_Request_
Below are records to repeat exactly. Omit the pictures from the copy.

#### Given information

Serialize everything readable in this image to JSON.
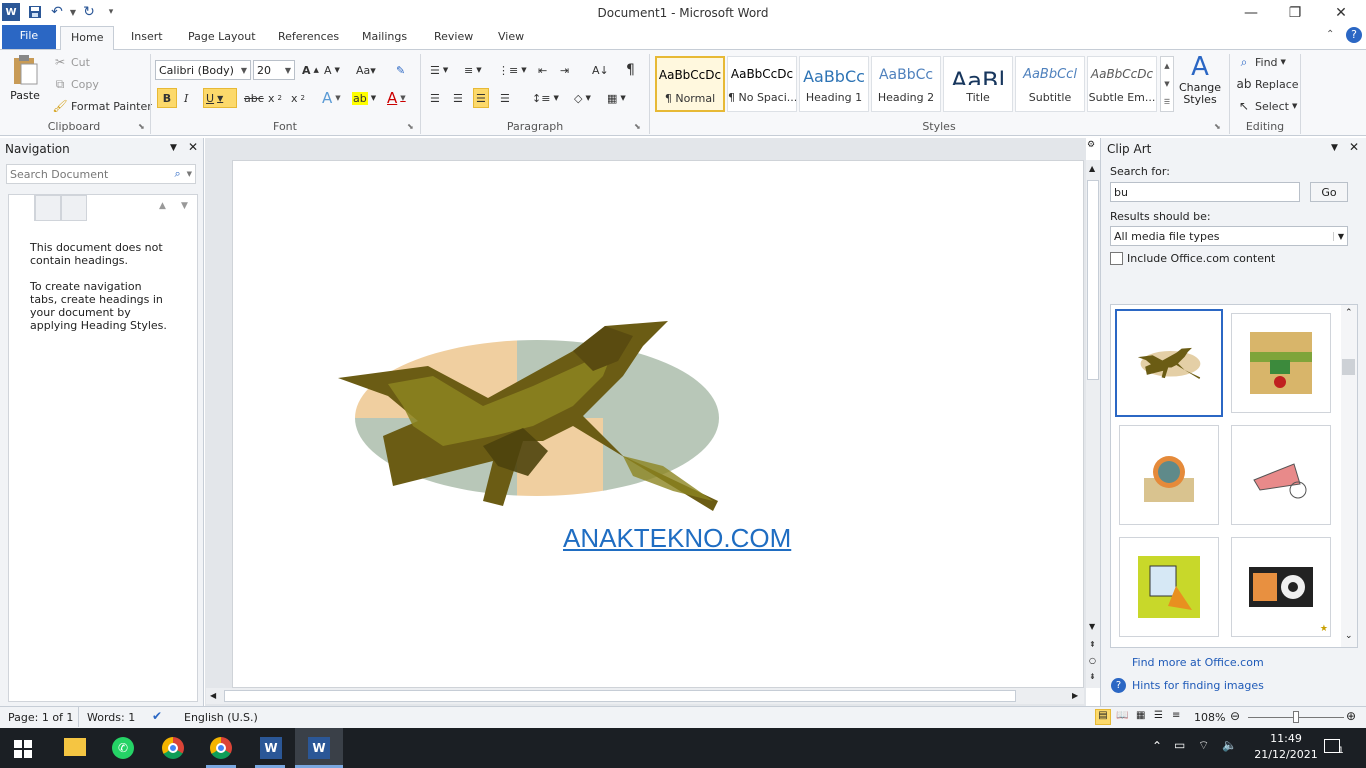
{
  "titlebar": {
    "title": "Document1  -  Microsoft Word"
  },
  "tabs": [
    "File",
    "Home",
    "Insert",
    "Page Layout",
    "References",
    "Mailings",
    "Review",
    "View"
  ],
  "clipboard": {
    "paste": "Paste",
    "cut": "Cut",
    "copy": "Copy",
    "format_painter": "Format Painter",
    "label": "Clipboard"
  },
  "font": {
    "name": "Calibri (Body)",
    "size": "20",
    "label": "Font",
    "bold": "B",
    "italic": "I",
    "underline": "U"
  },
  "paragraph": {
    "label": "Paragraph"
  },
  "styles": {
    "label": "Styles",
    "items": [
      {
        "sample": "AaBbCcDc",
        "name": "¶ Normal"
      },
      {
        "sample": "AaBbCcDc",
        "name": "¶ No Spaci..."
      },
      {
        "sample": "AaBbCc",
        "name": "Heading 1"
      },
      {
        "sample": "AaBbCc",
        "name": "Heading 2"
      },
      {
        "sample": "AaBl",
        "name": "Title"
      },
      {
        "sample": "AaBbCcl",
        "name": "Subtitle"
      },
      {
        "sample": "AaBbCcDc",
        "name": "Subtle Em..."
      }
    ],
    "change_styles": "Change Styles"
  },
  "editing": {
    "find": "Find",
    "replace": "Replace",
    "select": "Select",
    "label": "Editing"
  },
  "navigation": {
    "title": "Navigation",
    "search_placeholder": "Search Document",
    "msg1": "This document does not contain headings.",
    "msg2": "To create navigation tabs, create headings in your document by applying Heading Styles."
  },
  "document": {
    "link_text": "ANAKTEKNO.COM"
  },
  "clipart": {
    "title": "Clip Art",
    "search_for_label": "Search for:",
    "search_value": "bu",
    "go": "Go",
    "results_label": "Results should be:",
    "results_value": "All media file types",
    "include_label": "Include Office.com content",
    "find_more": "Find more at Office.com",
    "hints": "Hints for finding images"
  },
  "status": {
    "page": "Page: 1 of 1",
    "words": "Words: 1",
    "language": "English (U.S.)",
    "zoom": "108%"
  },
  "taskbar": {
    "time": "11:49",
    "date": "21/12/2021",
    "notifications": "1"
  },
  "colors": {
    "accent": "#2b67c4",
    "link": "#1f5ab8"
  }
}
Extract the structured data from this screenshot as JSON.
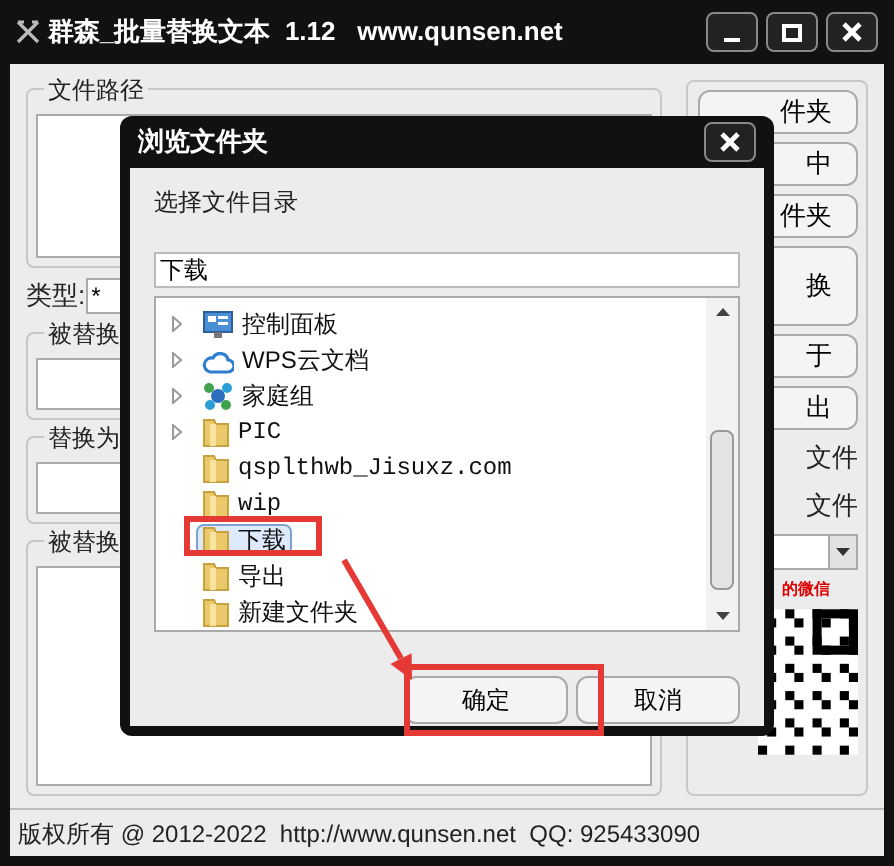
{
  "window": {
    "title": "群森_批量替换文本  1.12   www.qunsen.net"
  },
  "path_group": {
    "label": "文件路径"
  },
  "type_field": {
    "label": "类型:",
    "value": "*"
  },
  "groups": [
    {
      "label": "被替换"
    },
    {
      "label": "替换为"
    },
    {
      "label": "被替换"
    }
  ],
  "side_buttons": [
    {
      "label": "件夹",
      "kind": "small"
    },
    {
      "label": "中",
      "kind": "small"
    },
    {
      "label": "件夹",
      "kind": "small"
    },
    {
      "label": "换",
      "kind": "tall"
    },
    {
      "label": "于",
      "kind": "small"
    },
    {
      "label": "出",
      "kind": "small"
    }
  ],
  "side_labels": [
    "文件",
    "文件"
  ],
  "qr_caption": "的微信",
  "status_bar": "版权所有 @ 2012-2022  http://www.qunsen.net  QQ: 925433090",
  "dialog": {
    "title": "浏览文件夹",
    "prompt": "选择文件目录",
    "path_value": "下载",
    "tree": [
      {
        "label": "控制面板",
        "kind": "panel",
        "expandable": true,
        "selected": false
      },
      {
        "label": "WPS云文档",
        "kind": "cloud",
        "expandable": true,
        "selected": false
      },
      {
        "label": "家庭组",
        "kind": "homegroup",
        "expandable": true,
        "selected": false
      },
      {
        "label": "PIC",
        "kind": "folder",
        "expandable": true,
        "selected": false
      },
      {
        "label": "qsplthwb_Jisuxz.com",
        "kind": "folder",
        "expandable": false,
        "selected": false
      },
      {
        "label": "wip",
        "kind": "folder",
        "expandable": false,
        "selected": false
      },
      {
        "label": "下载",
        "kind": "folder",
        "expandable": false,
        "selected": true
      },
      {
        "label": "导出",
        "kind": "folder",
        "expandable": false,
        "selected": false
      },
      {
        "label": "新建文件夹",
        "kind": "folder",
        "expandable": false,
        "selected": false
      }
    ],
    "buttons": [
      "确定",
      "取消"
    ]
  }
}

########

_Expected answer_
Serialize everything readable in this image to JSON.
{
  "titlebar": {
    "title": "Document1  -  Microsoft Word"
  },
  "tabs": [
    "File",
    "Home",
    "Insert",
    "Page Layout",
    "References",
    "Mailings",
    "Review",
    "View"
  ],
  "clipboard": {
    "paste": "Paste",
    "cut": "Cut",
    "copy": "Copy",
    "format_painter": "Format Painter",
    "label": "Clipboard"
  },
  "font": {
    "name": "Calibri (Body)",
    "size": "20",
    "label": "Font",
    "bold": "B",
    "italic": "I",
    "underline": "U"
  },
  "paragraph": {
    "label": "Paragraph"
  },
  "styles": {
    "label": "Styles",
    "items": [
      {
        "sample": "AaBbCcDc",
        "name": "¶ Normal"
      },
      {
        "sample": "AaBbCcDc",
        "name": "¶ No Spaci..."
      },
      {
        "sample": "AaBbCc",
        "name": "Heading 1"
      },
      {
        "sample": "AaBbCc",
        "name": "Heading 2"
      },
      {
        "sample": "AaBl",
        "name": "Title"
      },
      {
        "sample": "AaBbCcl",
        "name": "Subtitle"
      },
      {
        "sample": "AaBbCcDc",
        "name": "Subtle Em..."
      }
    ],
    "change_styles": "Change Styles"
  },
  "editing": {
    "find": "Find",
    "replace": "Replace",
    "select": "Select",
    "label": "Editing"
  },
  "navigation": {
    "title": "Navigation",
    "search_placeholder": "Search Document",
    "msg1": "This document does not contain headings.",
    "msg2": "To create navigation tabs, create headings in your document by applying Heading Styles."
  },
  "document": {
    "link_text": "ANAKTEKNO.COM"
  },
  "clipart": {
    "title": "Clip Art",
    "search_for_label": "Search for:",
    "search_value": "bu",
    "go": "Go",
    "results_label": "Results should be:",
    "results_value": "All media file types",
    "include_label": "Include Office.com content",
    "find_more": "Find more at Office.com",
    "hints": "Hints for finding images"
  },
  "status": {
    "page": "Page: 1 of 1",
    "words": "Words: 1",
    "language": "English (U.S.)",
    "zoom": "108%"
  },
  "taskbar": {
    "time": "11:49",
    "date": "21/12/2021",
    "notifications": "1"
  },
  "colors": {
    "accent": "#2b67c4",
    "link": "#1f5ab8"
  }
}
Extract the structured data from this screenshot as JSON.
{
  "window": {
    "title": "群森_批量替换文本  1.12   www.qunsen.net"
  },
  "path_group": {
    "label": "文件路径"
  },
  "type_field": {
    "label": "类型:",
    "value": "*"
  },
  "groups": [
    {
      "label": "被替换"
    },
    {
      "label": "替换为"
    },
    {
      "label": "被替换"
    }
  ],
  "side_buttons": [
    {
      "label": "件夹",
      "kind": "small"
    },
    {
      "label": "中",
      "kind": "small"
    },
    {
      "label": "件夹",
      "kind": "small"
    },
    {
      "label": "换",
      "kind": "tall"
    },
    {
      "label": "于",
      "kind": "small"
    },
    {
      "label": "出",
      "kind": "small"
    }
  ],
  "side_labels": [
    "文件",
    "文件"
  ],
  "qr_caption": "的微信",
  "status_bar": "版权所有 @ 2012-2022  http://www.qunsen.net  QQ: 925433090",
  "dialog": {
    "title": "浏览文件夹",
    "prompt": "选择文件目录",
    "path_value": "下载",
    "tree": [
      {
        "label": "控制面板",
        "kind": "panel",
        "expandable": true,
        "selected": false
      },
      {
        "label": "WPS云文档",
        "kind": "cloud",
        "expandable": true,
        "selected": false
      },
      {
        "label": "家庭组",
        "kind": "homegroup",
        "expandable": true,
        "selected": false
      },
      {
        "label": "PIC",
        "kind": "folder",
        "expandable": true,
        "selected": false
      },
      {
        "label": "qsplthwb_Jisuxz.com",
        "kind": "folder",
        "expandable": false,
        "selected": false
      },
      {
        "label": "wip",
        "kind": "folder",
        "expandable": false,
        "selected": false
      },
      {
        "label": "下载",
        "kind": "folder",
        "expandable": false,
        "selected": true
      },
      {
        "label": "导出",
        "kind": "folder",
        "expandable": false,
        "selected": false
      },
      {
        "label": "新建文件夹",
        "kind": "folder",
        "expandable": false,
        "selected": false
      }
    ],
    "buttons": [
      "确定",
      "取消"
    ]
  }
}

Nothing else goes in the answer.